-- Data records --

::::::::::

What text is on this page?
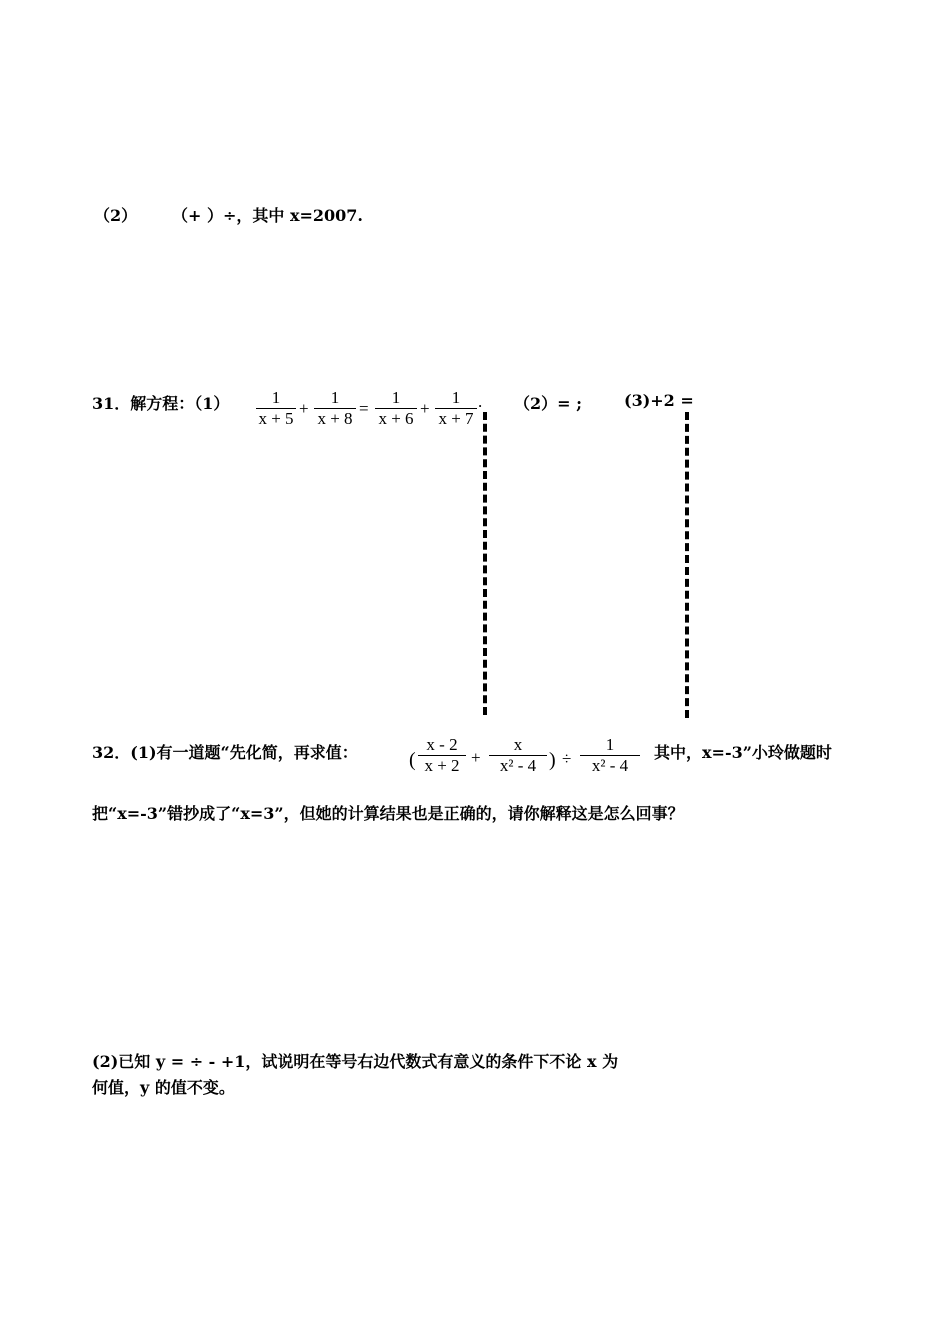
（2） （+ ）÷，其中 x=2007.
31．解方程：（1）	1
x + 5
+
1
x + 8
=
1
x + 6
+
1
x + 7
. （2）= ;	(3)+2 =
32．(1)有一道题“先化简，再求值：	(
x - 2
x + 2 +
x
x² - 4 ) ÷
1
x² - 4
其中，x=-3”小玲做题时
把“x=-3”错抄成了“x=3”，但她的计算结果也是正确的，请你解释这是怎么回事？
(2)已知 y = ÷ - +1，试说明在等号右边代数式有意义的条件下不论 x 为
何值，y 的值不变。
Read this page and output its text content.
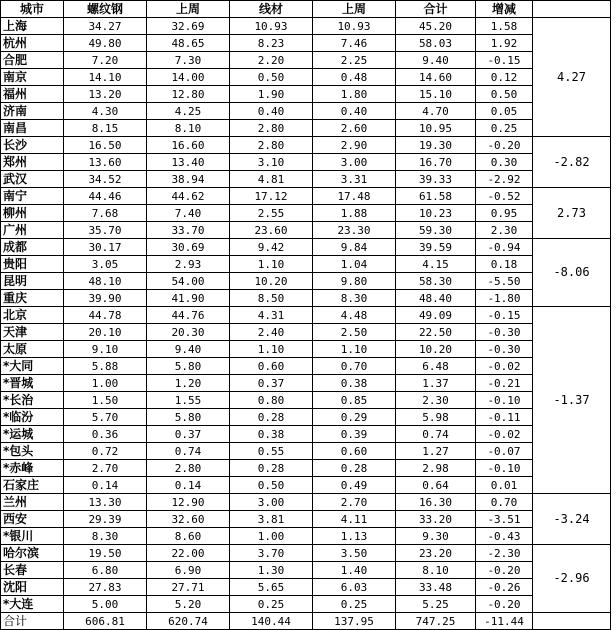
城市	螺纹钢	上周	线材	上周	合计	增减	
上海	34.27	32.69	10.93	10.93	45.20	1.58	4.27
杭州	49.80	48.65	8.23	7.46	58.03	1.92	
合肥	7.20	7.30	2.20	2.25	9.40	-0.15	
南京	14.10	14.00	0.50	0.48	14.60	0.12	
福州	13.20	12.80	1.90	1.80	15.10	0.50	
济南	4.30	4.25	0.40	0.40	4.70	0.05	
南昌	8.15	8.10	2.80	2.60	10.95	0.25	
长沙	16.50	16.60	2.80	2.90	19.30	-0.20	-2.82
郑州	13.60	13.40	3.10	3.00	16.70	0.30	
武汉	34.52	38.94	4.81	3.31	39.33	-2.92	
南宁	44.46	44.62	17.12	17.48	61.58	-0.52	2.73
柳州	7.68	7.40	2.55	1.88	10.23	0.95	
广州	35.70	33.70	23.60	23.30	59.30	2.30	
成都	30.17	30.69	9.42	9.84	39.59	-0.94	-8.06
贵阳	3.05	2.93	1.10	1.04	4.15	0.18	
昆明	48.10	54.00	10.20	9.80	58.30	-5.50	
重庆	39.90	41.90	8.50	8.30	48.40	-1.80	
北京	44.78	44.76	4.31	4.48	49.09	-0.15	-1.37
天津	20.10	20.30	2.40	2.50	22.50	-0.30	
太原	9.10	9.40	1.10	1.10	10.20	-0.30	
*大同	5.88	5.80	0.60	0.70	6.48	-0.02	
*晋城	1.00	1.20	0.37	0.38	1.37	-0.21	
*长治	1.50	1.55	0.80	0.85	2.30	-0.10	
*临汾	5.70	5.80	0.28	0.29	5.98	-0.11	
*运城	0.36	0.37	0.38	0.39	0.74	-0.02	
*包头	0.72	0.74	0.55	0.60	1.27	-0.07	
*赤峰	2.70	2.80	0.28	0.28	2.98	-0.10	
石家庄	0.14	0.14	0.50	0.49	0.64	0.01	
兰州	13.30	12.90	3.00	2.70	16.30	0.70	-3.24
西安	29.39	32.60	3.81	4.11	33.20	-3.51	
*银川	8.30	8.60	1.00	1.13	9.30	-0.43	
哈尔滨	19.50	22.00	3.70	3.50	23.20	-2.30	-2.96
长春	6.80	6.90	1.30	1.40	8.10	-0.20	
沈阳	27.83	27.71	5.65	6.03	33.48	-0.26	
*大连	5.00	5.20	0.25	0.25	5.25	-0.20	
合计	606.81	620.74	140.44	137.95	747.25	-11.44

::::::::::

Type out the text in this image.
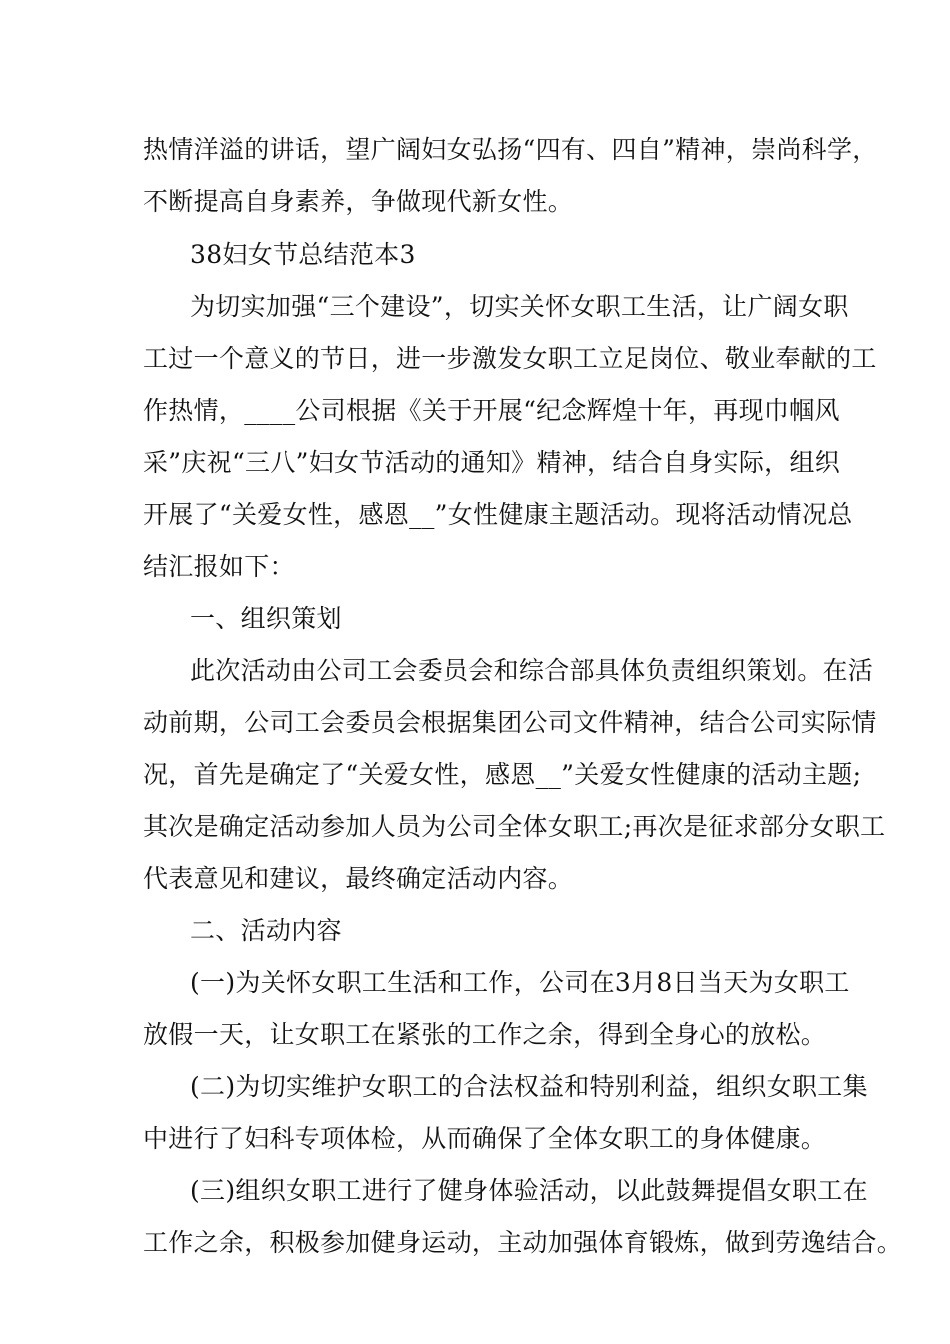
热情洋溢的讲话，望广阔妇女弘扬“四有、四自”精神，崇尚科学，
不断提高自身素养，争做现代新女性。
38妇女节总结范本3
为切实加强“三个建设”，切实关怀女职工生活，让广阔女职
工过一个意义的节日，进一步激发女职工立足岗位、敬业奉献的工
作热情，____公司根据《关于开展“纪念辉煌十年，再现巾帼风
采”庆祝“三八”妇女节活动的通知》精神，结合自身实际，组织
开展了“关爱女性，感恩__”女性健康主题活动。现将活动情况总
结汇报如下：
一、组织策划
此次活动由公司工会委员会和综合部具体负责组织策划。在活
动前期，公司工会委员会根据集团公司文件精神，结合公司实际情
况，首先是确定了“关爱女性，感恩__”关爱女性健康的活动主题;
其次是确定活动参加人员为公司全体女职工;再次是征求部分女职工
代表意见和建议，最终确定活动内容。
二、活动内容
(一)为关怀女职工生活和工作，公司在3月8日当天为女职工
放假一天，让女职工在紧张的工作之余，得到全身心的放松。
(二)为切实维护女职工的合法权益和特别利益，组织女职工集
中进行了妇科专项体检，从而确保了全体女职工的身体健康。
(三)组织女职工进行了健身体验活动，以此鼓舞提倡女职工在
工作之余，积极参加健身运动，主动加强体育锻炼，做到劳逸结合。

::::::::::

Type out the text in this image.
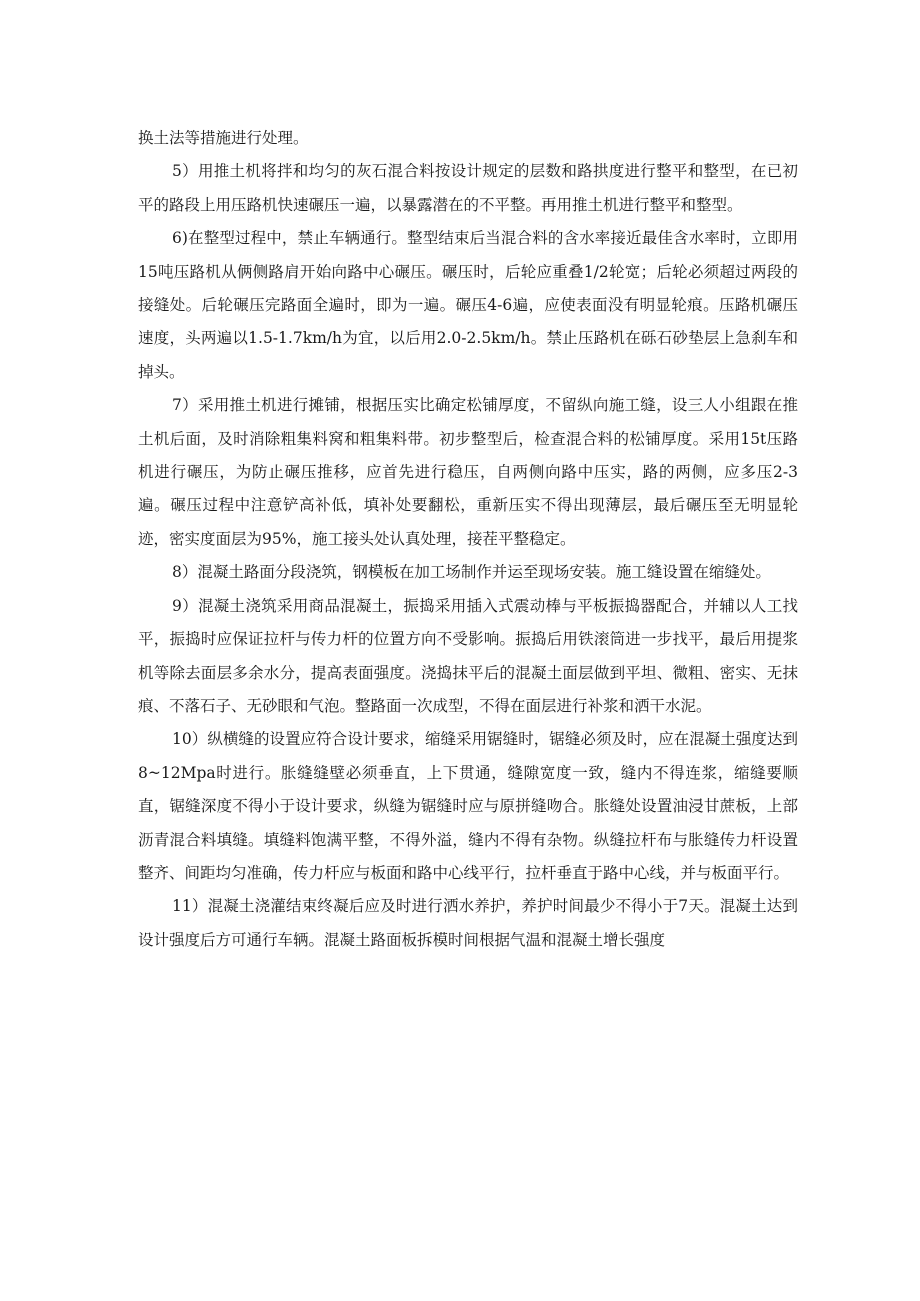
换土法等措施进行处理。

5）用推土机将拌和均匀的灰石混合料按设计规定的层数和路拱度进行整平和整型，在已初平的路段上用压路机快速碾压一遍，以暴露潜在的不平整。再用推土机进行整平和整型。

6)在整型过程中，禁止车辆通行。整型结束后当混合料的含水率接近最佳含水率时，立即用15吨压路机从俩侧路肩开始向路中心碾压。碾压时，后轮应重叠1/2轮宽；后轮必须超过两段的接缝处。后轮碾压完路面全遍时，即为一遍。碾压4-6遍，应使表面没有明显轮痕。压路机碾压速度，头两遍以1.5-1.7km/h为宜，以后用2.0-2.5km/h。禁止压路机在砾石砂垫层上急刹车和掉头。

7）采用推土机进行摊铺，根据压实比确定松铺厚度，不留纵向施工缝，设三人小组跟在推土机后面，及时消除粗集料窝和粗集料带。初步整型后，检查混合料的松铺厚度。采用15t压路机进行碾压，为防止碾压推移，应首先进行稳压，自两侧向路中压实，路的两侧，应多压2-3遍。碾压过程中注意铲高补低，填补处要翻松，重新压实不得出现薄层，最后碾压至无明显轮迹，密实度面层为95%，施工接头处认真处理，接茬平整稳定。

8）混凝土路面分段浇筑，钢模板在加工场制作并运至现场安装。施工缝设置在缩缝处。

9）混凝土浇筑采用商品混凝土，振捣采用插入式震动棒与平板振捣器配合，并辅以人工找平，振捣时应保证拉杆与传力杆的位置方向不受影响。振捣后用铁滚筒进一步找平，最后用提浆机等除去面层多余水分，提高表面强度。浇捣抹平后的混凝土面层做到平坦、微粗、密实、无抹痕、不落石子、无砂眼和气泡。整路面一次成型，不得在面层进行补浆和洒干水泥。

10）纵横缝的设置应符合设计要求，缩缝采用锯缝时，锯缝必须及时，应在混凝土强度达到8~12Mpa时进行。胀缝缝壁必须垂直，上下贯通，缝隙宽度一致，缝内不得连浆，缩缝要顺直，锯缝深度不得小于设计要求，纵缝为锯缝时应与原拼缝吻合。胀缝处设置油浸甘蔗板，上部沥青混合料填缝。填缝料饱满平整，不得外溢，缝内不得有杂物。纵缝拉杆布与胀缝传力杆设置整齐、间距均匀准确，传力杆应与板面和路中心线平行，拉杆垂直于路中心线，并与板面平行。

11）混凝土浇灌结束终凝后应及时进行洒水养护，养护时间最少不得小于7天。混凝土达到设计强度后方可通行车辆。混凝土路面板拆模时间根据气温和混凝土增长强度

::::::::::

From the listing above, copy every line that includes the word "text".

-- Answer in full --
What text is on this page?
Read this page and output its text content.
Type out the text in this image.
Type out the text in this image.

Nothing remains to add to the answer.